Retype the whole listing, please, keeping every line exact and dropping the pictures.

───

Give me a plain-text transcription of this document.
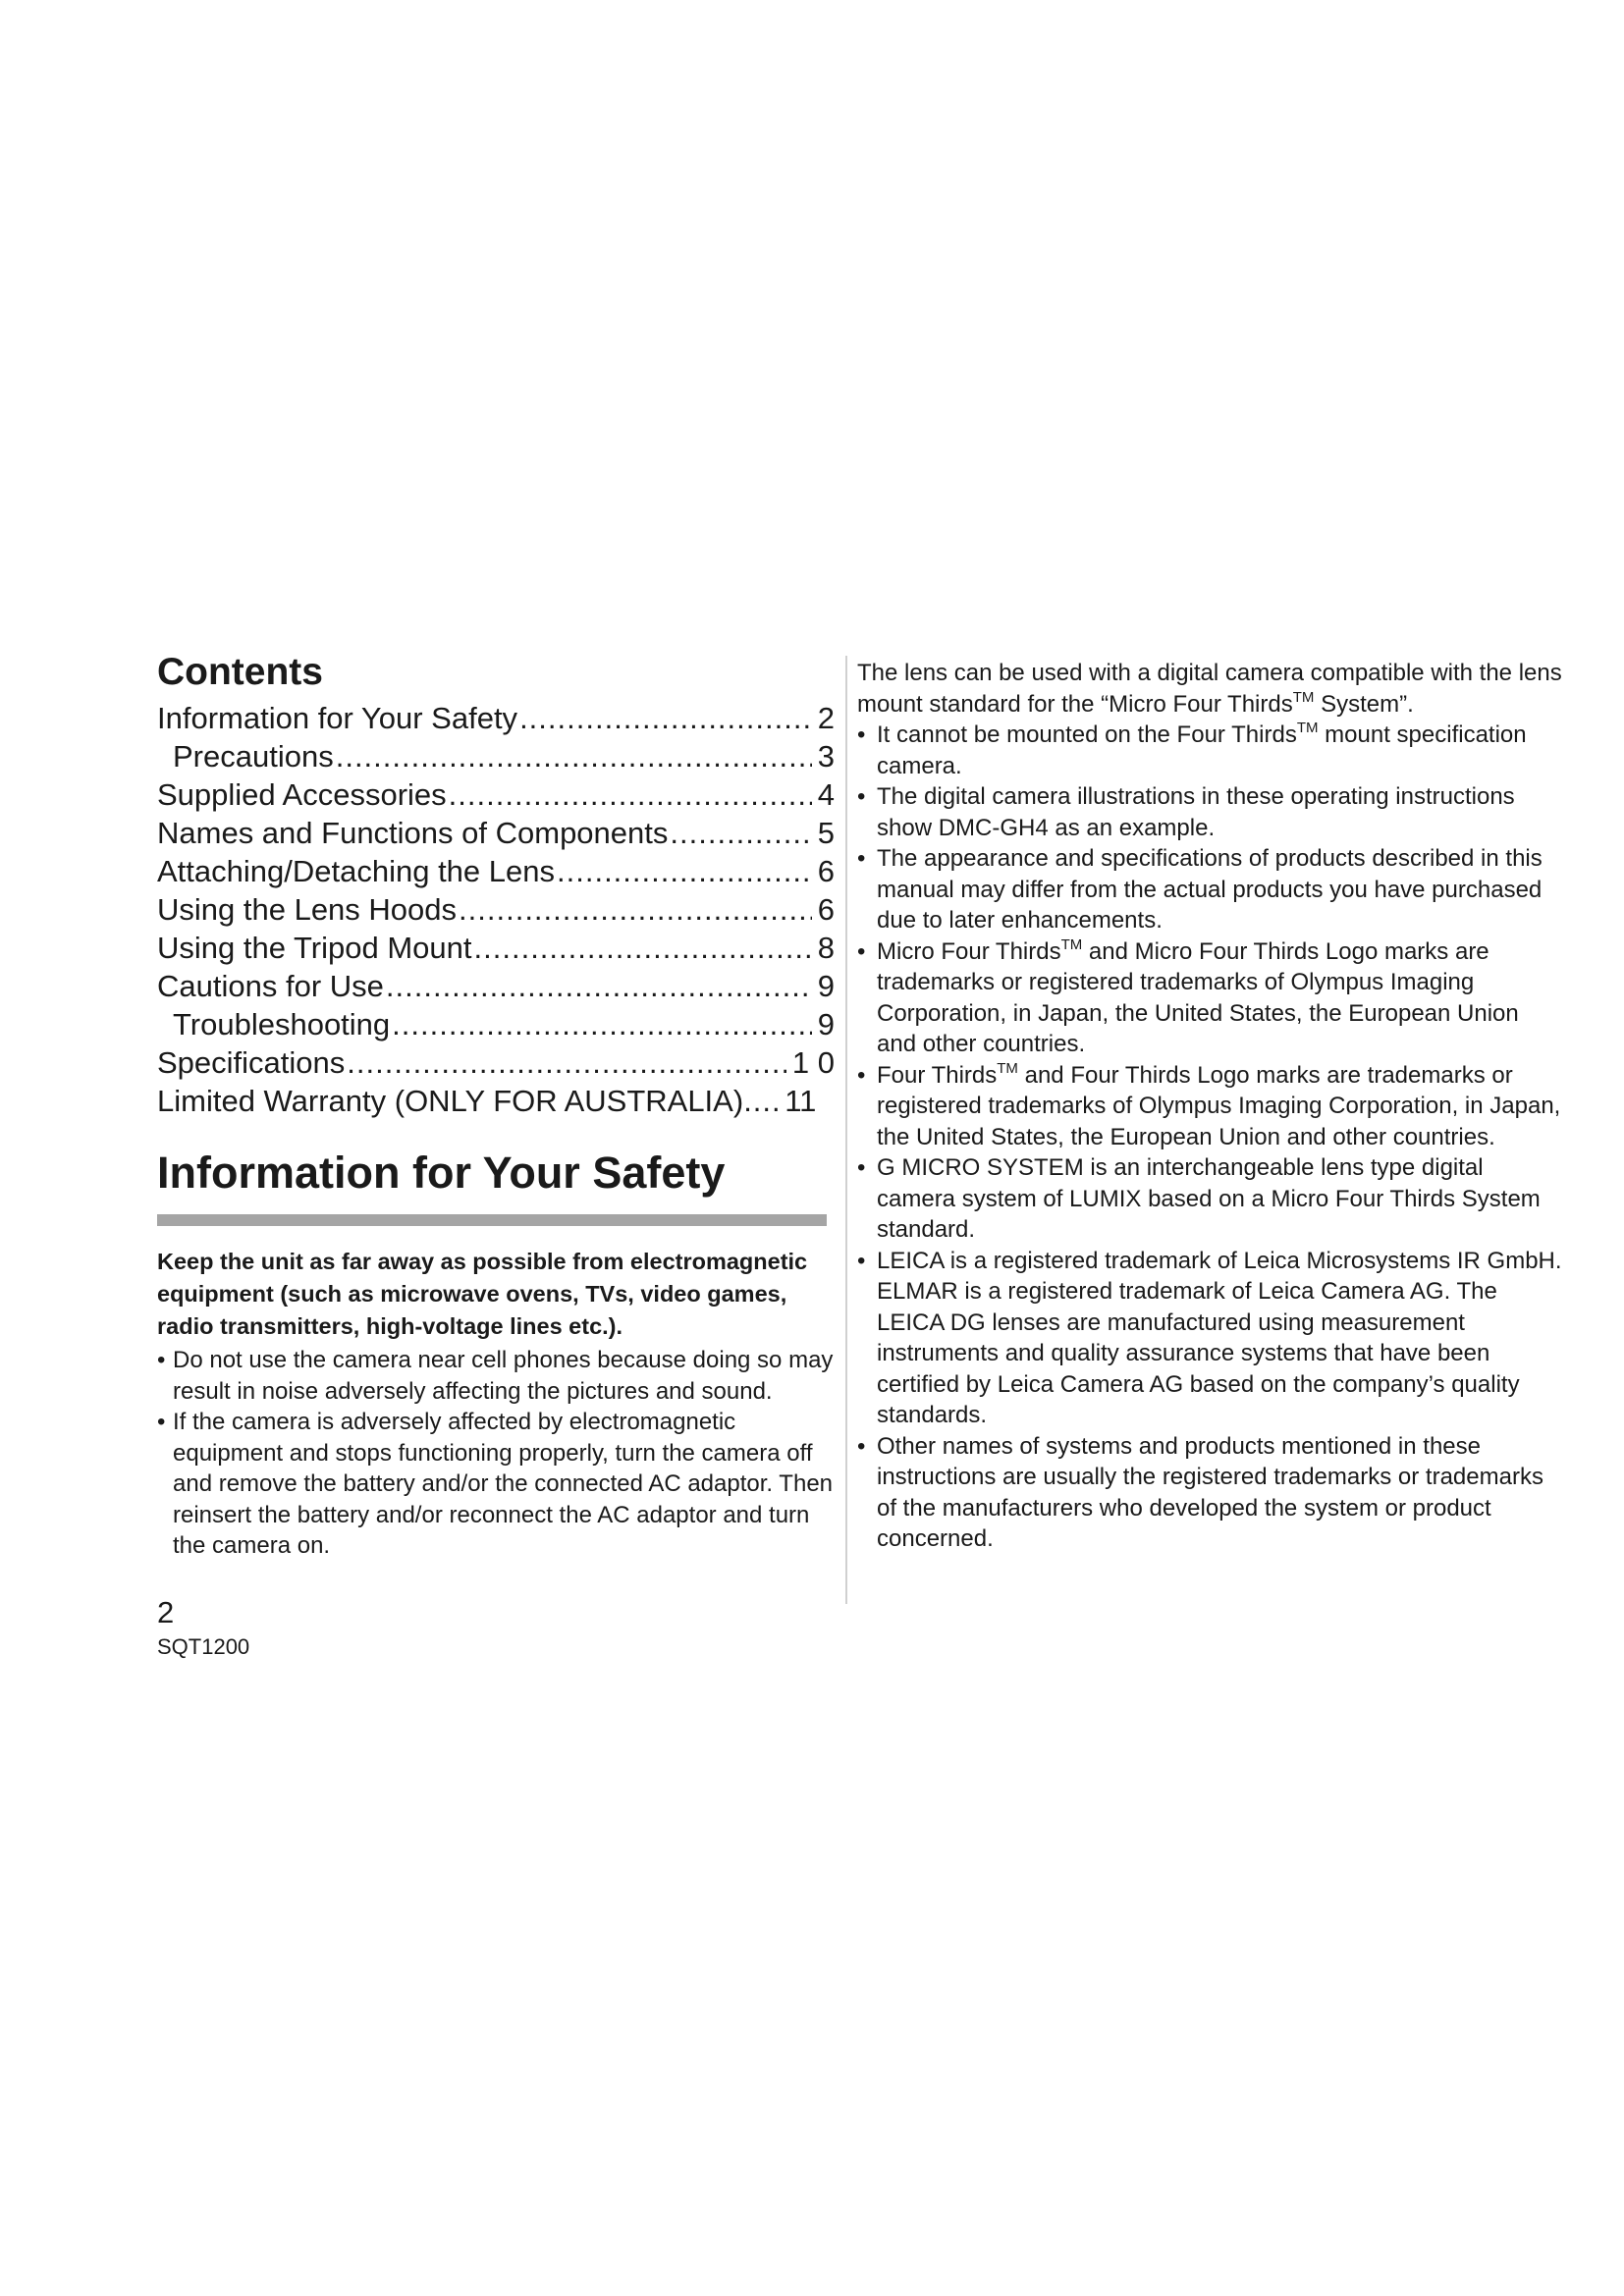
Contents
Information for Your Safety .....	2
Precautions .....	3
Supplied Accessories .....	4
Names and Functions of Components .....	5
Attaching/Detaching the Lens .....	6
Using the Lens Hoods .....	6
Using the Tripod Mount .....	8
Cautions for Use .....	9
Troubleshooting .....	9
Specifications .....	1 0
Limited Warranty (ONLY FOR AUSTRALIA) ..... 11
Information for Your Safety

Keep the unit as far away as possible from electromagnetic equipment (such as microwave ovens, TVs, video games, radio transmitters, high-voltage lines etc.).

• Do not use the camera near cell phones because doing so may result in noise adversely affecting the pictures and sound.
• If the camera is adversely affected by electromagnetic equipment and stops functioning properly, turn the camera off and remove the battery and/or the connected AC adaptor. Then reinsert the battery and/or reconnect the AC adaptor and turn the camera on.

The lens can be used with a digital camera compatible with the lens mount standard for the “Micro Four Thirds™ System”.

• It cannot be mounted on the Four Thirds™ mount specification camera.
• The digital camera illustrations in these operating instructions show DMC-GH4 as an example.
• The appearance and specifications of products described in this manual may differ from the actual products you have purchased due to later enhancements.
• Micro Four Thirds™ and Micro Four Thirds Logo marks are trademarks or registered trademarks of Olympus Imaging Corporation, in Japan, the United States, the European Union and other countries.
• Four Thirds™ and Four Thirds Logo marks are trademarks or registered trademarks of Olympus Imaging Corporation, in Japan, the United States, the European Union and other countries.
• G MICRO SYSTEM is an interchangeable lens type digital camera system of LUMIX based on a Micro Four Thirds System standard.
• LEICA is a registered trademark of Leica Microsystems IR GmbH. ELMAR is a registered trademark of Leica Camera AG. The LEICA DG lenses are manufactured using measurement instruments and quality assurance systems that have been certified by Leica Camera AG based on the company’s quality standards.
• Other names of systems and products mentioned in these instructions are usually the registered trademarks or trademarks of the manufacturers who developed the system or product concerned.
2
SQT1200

───

FULL RESPONSE -
Give me a plain-text transcription of this document.
Contents
Information for Your Safety .....	2
Precautions .....	3
Supplied Accessories .....	4
Names and Functions of Components .....	5
Attaching/Detaching the Lens .....	6
Using the Lens Hoods .....	6
Using the Tripod Mount .....	8
Cautions for Use .....	9
Troubleshooting .....	9
Specifications .....	1 0
Limited Warranty (ONLY FOR AUSTRALIA) ..... 11
Information for Your Safety

Keep the unit as far away as possible from electromagnetic equipment (such as microwave ovens, TVs, video games, radio transmitters, high-voltage lines etc.).

• Do not use the camera near cell phones because doing so may result in noise adversely affecting the pictures and sound.
• If the camera is adversely affected by electromagnetic equipment and stops functioning properly, turn the camera off and remove the battery and/or the connected AC adaptor. Then reinsert the battery and/or reconnect the AC adaptor and turn the camera on.

The lens can be used with a digital camera compatible with the lens mount standard for the “Micro Four Thirds™ System”.

• It cannot be mounted on the Four Thirds™ mount specification camera.
• The digital camera illustrations in these operating instructions show DMC-GH4 as an example.
• The appearance and specifications of products described in this manual may differ from the actual products you have purchased due to later enhancements.
• Micro Four Thirds™ and Micro Four Thirds Logo marks are trademarks or registered trademarks of Olympus Imaging Corporation, in Japan, the United States, the European Union and other countries.
• Four Thirds™ and Four Thirds Logo marks are trademarks or registered trademarks of Olympus Imaging Corporation, in Japan, the United States, the European Union and other countries.
• G MICRO SYSTEM is an interchangeable lens type digital camera system of LUMIX based on a Micro Four Thirds System standard.
• LEICA is a registered trademark of Leica Microsystems IR GmbH. ELMAR is a registered trademark of Leica Camera AG. The LEICA DG lenses are manufactured using measurement instruments and quality assurance systems that have been certified by Leica Camera AG based on the company’s quality standards.
• Other names of systems and products mentioned in these instructions are usually the registered trademarks or trademarks of the manufacturers who developed the system or product concerned.
2
SQT1200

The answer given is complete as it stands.